◆ **What to produce**: Please quote the material exactly, every line of it.

Collected data entries:

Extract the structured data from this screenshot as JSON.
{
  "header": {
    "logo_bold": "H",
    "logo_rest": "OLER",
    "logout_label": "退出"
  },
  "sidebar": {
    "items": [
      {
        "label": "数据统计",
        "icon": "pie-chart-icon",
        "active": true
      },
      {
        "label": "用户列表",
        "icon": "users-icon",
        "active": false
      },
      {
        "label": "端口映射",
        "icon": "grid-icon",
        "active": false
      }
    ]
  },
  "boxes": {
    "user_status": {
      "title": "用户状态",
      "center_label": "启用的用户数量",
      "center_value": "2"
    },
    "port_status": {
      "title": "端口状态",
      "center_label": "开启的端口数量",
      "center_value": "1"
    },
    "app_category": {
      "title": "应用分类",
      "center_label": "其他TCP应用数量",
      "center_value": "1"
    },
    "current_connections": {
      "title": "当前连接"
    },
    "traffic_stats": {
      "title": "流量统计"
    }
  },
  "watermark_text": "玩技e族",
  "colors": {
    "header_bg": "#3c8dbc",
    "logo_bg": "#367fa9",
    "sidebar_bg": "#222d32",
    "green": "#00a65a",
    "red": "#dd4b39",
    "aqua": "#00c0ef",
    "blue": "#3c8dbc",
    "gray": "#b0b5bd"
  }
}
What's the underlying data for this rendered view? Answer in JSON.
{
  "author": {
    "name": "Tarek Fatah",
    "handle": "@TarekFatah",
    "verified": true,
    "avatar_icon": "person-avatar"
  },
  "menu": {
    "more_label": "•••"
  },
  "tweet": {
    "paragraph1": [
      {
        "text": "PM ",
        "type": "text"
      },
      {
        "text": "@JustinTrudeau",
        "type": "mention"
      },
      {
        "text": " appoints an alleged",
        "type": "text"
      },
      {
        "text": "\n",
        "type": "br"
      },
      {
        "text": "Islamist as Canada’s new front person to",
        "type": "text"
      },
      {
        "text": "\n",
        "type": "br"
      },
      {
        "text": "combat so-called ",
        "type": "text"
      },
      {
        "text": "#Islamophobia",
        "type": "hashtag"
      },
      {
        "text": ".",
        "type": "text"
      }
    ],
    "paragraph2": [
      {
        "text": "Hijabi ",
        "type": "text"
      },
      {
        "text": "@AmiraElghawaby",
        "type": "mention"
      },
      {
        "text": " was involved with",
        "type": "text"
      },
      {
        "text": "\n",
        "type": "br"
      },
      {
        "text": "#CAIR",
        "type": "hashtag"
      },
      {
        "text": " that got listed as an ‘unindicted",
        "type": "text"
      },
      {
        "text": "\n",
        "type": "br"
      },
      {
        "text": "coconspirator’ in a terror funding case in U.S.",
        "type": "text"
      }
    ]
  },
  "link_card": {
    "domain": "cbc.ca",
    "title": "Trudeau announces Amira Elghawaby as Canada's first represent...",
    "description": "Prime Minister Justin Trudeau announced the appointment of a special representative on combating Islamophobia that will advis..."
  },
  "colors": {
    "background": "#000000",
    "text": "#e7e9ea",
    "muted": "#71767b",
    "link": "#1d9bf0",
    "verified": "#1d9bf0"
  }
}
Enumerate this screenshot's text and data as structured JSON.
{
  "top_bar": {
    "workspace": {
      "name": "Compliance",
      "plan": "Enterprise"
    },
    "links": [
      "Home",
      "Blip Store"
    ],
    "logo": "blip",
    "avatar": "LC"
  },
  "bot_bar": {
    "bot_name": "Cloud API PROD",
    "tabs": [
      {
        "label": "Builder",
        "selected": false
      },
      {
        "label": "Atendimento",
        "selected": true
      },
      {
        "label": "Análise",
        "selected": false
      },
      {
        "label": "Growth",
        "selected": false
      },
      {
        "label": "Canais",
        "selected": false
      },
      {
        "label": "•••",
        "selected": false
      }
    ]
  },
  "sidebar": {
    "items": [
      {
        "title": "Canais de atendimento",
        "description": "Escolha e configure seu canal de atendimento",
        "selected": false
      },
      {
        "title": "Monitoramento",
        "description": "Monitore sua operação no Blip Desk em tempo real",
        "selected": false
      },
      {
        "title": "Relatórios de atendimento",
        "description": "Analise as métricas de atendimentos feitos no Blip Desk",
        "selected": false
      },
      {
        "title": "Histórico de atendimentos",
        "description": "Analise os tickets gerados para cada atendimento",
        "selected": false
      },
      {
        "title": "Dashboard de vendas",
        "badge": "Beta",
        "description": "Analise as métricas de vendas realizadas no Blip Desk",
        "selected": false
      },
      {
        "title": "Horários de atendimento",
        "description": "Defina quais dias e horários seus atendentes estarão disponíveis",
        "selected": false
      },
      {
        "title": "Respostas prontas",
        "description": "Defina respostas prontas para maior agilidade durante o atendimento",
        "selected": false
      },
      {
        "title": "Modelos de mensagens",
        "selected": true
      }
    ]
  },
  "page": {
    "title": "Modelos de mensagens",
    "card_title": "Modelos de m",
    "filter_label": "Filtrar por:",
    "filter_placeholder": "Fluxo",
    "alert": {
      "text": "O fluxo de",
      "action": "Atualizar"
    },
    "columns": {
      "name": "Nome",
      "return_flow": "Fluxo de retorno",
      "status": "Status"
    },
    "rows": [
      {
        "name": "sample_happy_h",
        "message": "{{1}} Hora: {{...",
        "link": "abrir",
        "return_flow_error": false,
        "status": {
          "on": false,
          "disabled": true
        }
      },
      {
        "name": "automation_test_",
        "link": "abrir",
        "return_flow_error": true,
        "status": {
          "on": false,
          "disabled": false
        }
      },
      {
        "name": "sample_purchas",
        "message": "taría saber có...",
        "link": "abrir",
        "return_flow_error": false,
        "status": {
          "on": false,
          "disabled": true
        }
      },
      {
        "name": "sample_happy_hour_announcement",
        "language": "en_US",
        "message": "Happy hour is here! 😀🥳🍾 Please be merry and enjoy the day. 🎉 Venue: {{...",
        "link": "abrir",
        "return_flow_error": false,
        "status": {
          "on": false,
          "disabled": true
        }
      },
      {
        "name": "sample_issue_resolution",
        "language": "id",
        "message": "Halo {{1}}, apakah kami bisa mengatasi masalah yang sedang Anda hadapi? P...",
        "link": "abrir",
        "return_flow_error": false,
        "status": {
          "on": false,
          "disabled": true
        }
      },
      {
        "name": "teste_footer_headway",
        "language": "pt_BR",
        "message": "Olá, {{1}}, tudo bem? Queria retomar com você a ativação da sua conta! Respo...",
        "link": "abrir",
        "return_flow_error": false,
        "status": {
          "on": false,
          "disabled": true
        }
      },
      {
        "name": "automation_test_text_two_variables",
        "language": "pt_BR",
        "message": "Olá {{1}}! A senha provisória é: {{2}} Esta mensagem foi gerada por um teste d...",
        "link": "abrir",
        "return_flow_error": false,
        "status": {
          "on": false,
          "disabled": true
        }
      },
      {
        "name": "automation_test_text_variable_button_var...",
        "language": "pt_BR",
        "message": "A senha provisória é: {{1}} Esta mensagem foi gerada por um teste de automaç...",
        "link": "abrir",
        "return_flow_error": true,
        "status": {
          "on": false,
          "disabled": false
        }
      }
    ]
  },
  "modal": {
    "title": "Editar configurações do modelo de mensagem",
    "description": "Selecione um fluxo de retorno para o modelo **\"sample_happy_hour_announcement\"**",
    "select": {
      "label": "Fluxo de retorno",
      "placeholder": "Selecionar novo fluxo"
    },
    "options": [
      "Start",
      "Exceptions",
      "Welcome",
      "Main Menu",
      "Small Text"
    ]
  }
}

◆ **Answer to this problem**:
Extract the structured data from this screenshot as JSON.
{
  "header": {
    "logo_bold": "H",
    "logo_rest": "OLER",
    "logout_label": "退出"
  },
  "sidebar": {
    "items": [
      {
        "label": "数据统计",
        "icon": "pie-chart-icon",
        "active": true
      },
      {
        "label": "用户列表",
        "icon": "users-icon",
        "active": false
      },
      {
        "label": "端口映射",
        "icon": "grid-icon",
        "active": false
      }
    ]
  },
  "boxes": {
    "user_status": {
      "title": "用户状态",
      "center_label": "启用的用户数量",
      "center_value": "2"
    },
    "port_status": {
      "title": "端口状态",
      "center_label": "开启的端口数量",
      "center_value": "1"
    },
    "app_category": {
      "title": "应用分类",
      "center_label": "其他TCP应用数量",
      "center_value": "1"
    },
    "current_connections": {
      "title": "当前连接"
    },
    "traffic_stats": {
      "title": "流量统计"
    }
  },
  "watermark_text": "玩技e族",
  "colors": {
    "header_bg": "#3c8dbc",
    "logo_bg": "#367fa9",
    "sidebar_bg": "#222d32",
    "green": "#00a65a",
    "red": "#dd4b39",
    "aqua": "#00c0ef",
    "blue": "#3c8dbc",
    "gray": "#b0b5bd"
  }
}
What's the underlying data for this rendered view? Answer in JSON.
{
  "author": {
    "name": "Tarek Fatah",
    "handle": "@TarekFatah",
    "verified": true,
    "avatar_icon": "person-avatar"
  },
  "menu": {
    "more_label": "•••"
  },
  "tweet": {
    "paragraph1": [
      {
        "text": "PM ",
        "type": "text"
      },
      {
        "text": "@JustinTrudeau",
        "type": "mention"
      },
      {
        "text": " appoints an alleged",
        "type": "text"
      },
      {
        "text": "\n",
        "type": "br"
      },
      {
        "text": "Islamist as Canada’s new front person to",
        "type": "text"
      },
      {
        "text": "\n",
        "type": "br"
      },
      {
        "text": "combat so-called ",
        "type": "text"
      },
      {
        "text": "#Islamophobia",
        "type": "hashtag"
      },
      {
        "text": ".",
        "type": "text"
      }
    ],
    "paragraph2": [
      {
        "text": "Hijabi ",
        "type": "text"
      },
      {
        "text": "@AmiraElghawaby",
        "type": "mention"
      },
      {
        "text": " was involved with",
        "type": "text"
      },
      {
        "text": "\n",
        "type": "br"
      },
      {
        "text": "#CAIR",
        "type": "hashtag"
      },
      {
        "text": " that got listed as an ‘unindicted",
        "type": "text"
      },
      {
        "text": "\n",
        "type": "br"
      },
      {
        "text": "coconspirator’ in a terror funding case in U.S.",
        "type": "text"
      }
    ]
  },
  "link_card": {
    "domain": "cbc.ca",
    "title": "Trudeau announces Amira Elghawaby as Canada's first represent...",
    "description": "Prime Minister Justin Trudeau announced the appointment of a special representative on combating Islamophobia that will advis..."
  },
  "colors": {
    "background": "#000000",
    "text": "#e7e9ea",
    "muted": "#71767b",
    "link": "#1d9bf0",
    "verified": "#1d9bf0"
  }
}
Enumerate this screenshot's text and data as structured JSON.
{
  "top_bar": {
    "workspace": {
      "name": "Compliance",
      "plan": "Enterprise"
    },
    "links": [
      "Home",
      "Blip Store"
    ],
    "logo": "blip",
    "avatar": "LC"
  },
  "bot_bar": {
    "bot_name": "Cloud API PROD",
    "tabs": [
      {
        "label": "Builder",
        "selected": false
      },
      {
        "label": "Atendimento",
        "selected": true
      },
      {
        "label": "Análise",
        "selected": false
      },
      {
        "label": "Growth",
        "selected": false
      },
      {
        "label": "Canais",
        "selected": false
      },
      {
        "label": "•••",
        "selected": false
      }
    ]
  },
  "sidebar": {
    "items": [
      {
        "title": "Canais de atendimento",
        "description": "Escolha e configure seu canal de atendimento",
        "selected": false
      },
      {
        "title": "Monitoramento",
        "description": "Monitore sua operação no Blip Desk em tempo real",
        "selected": false
      },
      {
        "title": "Relatórios de atendimento",
        "description": "Analise as métricas de atendimentos feitos no Blip Desk",
        "selected": false
      },
      {
        "title": "Histórico de atendimentos",
        "description": "Analise os tickets gerados para cada atendimento",
        "selected": false
      },
      {
        "title": "Dashboard de vendas",
        "badge": "Beta",
        "description": "Analise as métricas de vendas realizadas no Blip Desk",
        "selected": false
      },
      {
        "title": "Horários de atendimento",
        "description": "Defina quais dias e horários seus atendentes estarão disponíveis",
        "selected": false
      },
      {
        "title": "Respostas prontas",
        "description": "Defina respostas prontas para maior agilidade durante o atendimento",
        "selected": false
      },
      {
        "title": "Modelos de mensagens",
        "selected": true
      }
    ]
  },
  "page": {
    "title": "Modelos de mensagens",
    "card_title": "Modelos de m",
    "filter_label": "Filtrar por:",
    "filter_placeholder": "Fluxo",
    "alert": {
      "text": "O fluxo de",
      "action": "Atualizar"
    },
    "columns": {
      "name": "Nome",
      "return_flow": "Fluxo de retorno",
      "status": "Status"
    },
    "rows": [
      {
        "name": "sample_happy_h",
        "message": "{{1}} Hora: {{...",
        "link": "abrir",
        "return_flow_error": false,
        "status": {
          "on": false,
          "disabled": true
        }
      },
      {
        "name": "automation_test_",
        "link": "abrir",
        "return_flow_error": true,
        "status": {
          "on": false,
          "disabled": false
        }
      },
      {
        "name": "sample_purchas",
        "message": "taría saber có...",
        "link": "abrir",
        "return_flow_error": false,
        "status": {
          "on": false,
          "disabled": true
        }
      },
      {
        "name": "sample_happy_hour_announcement",
        "language": "en_US",
        "message": "Happy hour is here! 😀🥳🍾 Please be merry and enjoy the day. 🎉 Venue: {{...",
        "link": "abrir",
        "return_flow_error": false,
        "status": {
          "on": false,
          "disabled": true
        }
      },
      {
        "name": "sample_issue_resolution",
        "language": "id",
        "message": "Halo {{1}}, apakah kami bisa mengatasi masalah yang sedang Anda hadapi? P...",
        "link": "abrir",
        "return_flow_error": false,
        "status": {
          "on": false,
          "disabled": true
        }
      },
      {
        "name": "teste_footer_headway",
        "language": "pt_BR",
        "message": "Olá, {{1}}, tudo bem? Queria retomar com você a ativação da sua conta! Respo...",
        "link": "abrir",
        "return_flow_error": false,
        "status": {
          "on": false,
          "disabled": true
        }
      },
      {
        "name": "automation_test_text_two_variables",
        "language": "pt_BR",
        "message": "Olá {{1}}! A senha provisória é: {{2}} Esta mensagem foi gerada por um teste d...",
        "link": "abrir",
        "return_flow_error": false,
        "status": {
          "on": false,
          "disabled": true
        }
      },
      {
        "name": "automation_test_text_variable_button_var...",
        "language": "pt_BR",
        "message": "A senha provisória é: {{1}} Esta mensagem foi gerada por um teste de automaç...",
        "link": "abrir",
        "return_flow_error": true,
        "status": {
          "on": false,
          "disabled": false
        }
      }
    ]
  },
  "modal": {
    "title": "Editar configurações do modelo de mensagem",
    "description": "Selecione um fluxo de retorno para o modelo **\"sample_happy_hour_announcement\"**",
    "select": {
      "label": "Fluxo de retorno",
      "placeholder": "Selecionar novo fluxo"
    },
    "options": [
      "Start",
      "Exceptions",
      "Welcome",
      "Main Menu",
      "Small Text"
    ]
  }
}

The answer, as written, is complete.